Aim of the exercise:
Compile every line that includes the word "this".
◆ ◆ ◆ ◆ ◆
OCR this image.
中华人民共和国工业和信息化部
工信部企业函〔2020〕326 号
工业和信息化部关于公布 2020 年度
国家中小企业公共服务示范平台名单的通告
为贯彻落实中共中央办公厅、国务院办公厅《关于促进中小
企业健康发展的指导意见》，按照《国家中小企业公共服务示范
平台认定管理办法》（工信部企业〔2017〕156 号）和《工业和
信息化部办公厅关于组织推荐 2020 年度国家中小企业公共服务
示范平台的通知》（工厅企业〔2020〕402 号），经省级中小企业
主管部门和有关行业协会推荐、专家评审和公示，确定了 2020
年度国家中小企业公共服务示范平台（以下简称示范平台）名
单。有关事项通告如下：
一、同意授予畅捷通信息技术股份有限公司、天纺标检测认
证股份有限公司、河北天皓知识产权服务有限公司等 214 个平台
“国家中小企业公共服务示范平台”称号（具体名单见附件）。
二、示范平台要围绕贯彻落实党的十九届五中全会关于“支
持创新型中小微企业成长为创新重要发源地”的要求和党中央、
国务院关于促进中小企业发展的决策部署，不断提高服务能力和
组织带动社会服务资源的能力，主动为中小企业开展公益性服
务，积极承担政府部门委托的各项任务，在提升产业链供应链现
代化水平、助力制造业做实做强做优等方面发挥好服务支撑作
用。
◆ ◆ ◆ ◆ ◆
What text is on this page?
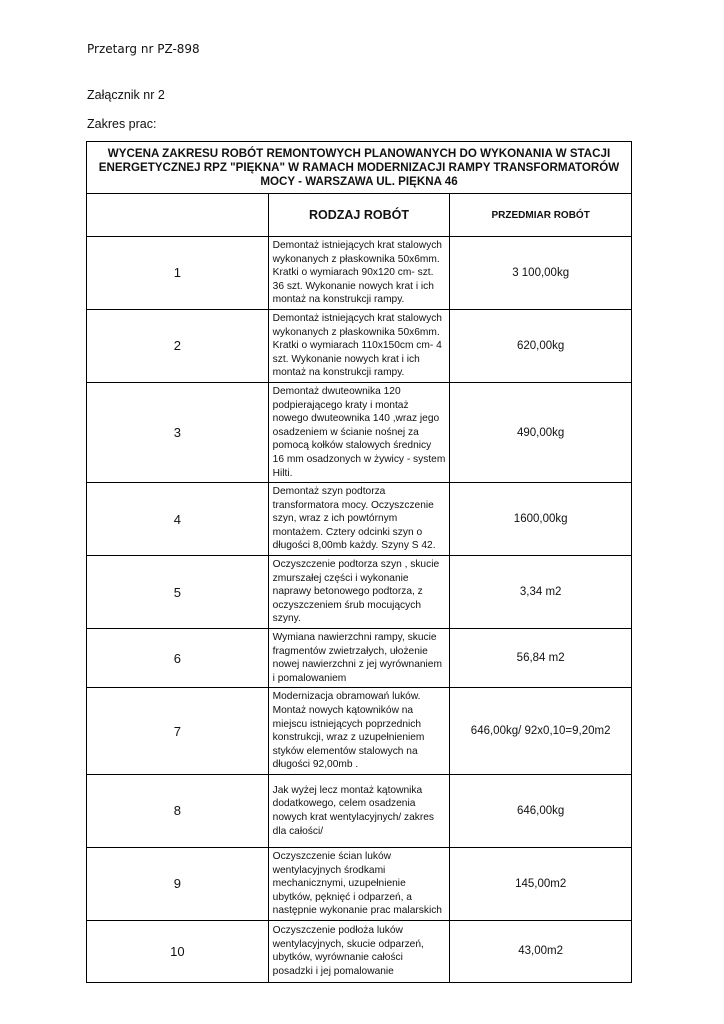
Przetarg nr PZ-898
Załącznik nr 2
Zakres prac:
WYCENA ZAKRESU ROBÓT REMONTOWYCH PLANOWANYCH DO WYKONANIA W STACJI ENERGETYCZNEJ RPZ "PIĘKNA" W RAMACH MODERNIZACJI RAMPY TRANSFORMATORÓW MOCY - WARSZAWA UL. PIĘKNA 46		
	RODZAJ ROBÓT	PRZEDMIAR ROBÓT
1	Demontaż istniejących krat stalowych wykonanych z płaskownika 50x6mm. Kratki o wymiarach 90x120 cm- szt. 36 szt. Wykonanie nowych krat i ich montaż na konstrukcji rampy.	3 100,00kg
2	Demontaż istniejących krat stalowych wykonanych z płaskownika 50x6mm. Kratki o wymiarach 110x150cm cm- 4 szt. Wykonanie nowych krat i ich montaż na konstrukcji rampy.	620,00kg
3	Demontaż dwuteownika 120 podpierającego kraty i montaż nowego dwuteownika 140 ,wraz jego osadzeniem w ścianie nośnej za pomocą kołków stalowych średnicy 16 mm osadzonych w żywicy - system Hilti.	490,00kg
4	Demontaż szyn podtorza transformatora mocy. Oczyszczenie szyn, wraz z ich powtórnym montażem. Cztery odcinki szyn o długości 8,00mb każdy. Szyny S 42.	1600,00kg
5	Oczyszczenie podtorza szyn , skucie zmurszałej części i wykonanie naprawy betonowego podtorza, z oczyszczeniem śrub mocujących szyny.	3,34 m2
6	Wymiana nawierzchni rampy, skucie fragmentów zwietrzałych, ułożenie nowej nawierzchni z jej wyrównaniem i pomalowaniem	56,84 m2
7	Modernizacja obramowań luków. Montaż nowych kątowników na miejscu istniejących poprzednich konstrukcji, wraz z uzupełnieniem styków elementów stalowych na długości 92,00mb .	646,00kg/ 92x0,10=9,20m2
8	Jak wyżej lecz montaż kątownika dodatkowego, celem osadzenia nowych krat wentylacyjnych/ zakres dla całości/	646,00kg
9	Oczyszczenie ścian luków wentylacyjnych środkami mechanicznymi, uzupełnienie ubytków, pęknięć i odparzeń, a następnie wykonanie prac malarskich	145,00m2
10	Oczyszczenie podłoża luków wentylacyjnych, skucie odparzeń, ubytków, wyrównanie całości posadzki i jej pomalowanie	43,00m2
◆ ◆ ◆ ◆ ◆
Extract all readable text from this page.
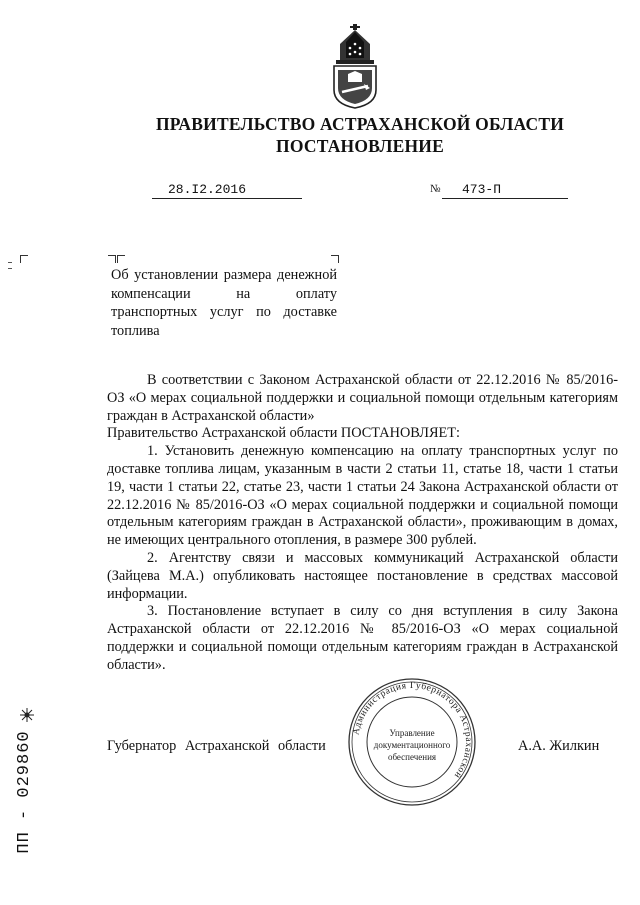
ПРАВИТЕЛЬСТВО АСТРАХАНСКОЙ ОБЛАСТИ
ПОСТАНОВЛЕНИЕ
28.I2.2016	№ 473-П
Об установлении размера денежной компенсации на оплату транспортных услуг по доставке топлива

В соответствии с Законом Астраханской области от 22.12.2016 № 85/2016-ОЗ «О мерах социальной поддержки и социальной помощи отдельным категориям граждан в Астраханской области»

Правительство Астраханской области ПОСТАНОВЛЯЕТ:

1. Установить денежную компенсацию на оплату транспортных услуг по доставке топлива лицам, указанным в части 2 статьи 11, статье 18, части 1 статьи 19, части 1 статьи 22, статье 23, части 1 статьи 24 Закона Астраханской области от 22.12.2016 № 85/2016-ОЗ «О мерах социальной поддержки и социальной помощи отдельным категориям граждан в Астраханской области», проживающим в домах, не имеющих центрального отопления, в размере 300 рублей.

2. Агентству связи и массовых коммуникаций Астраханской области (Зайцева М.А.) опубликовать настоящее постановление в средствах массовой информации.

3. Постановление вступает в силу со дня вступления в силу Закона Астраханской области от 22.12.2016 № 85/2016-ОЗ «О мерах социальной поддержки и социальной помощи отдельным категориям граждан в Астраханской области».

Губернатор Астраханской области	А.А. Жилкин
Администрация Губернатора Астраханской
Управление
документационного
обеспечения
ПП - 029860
◆ ◆ ◆ ◆ ◆
Answer:
OCR this image.
What text is on this page?
Extract all readable text from this page.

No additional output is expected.